** Problem requirements **
In the entries that follow, how many lines hold the string "JSON"? Give only that number.

--- begin Provided entries ---

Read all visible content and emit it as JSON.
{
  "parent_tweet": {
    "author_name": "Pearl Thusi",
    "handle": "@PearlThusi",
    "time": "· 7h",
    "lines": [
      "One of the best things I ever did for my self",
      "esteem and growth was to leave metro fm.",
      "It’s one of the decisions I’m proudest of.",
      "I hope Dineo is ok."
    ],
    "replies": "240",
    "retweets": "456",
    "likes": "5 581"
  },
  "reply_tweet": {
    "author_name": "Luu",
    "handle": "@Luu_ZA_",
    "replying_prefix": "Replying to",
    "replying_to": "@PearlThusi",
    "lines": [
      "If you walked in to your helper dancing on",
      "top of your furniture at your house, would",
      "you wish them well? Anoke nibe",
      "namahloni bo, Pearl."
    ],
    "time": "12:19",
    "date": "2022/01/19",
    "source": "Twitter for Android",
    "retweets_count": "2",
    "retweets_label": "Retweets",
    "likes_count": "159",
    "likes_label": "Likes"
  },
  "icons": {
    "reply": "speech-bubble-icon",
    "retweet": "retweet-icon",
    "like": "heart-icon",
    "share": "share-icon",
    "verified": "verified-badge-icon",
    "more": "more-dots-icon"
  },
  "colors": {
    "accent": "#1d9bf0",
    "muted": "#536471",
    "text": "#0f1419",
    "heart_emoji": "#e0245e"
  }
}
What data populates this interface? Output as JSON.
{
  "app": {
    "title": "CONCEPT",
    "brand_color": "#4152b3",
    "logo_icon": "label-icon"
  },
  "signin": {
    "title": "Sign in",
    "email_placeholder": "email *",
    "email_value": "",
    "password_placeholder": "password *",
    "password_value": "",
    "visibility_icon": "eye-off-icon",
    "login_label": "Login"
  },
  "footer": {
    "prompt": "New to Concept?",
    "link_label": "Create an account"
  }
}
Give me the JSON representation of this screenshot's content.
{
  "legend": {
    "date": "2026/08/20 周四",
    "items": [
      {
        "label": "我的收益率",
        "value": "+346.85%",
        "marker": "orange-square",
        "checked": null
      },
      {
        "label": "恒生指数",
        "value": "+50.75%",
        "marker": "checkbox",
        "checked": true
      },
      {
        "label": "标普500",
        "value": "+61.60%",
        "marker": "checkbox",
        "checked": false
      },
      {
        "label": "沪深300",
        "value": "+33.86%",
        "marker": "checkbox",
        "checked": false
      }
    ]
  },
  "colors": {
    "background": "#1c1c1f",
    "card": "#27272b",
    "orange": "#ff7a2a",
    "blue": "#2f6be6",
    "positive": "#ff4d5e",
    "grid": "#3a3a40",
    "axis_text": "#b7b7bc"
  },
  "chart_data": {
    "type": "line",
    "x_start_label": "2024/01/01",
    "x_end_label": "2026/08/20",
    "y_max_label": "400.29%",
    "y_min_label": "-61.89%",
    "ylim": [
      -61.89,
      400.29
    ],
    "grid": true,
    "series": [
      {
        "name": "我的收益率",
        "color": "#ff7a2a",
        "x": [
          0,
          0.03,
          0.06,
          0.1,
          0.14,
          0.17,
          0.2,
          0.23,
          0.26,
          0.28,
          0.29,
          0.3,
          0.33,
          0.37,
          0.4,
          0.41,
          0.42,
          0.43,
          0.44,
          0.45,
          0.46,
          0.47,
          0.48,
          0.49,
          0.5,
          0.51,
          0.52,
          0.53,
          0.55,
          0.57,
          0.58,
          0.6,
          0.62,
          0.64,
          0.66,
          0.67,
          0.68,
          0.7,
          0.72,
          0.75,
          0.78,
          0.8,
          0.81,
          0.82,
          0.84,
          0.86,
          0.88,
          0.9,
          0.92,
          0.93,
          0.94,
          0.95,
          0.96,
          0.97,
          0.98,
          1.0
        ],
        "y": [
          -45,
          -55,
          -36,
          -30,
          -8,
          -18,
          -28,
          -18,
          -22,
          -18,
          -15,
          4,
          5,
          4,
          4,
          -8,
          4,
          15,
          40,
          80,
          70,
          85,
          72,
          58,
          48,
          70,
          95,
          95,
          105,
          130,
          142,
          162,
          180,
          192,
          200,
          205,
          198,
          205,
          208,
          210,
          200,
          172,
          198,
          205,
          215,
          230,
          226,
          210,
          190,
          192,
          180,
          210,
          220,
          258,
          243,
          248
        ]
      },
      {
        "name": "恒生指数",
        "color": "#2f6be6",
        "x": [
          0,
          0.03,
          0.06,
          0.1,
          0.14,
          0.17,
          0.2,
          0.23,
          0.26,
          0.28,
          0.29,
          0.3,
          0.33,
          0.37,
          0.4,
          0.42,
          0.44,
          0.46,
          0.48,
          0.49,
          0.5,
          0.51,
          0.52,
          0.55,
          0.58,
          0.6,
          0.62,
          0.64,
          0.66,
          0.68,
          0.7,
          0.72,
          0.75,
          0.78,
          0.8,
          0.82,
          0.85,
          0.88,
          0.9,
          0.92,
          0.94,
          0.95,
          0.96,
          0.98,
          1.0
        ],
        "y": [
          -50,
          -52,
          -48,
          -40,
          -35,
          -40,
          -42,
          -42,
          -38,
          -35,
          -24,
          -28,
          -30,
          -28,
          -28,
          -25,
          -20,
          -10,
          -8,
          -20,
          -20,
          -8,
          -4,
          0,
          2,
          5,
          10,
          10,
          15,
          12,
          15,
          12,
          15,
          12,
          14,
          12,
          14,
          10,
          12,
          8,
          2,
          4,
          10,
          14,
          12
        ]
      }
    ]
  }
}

--- end Provided entries ---

** The output **
3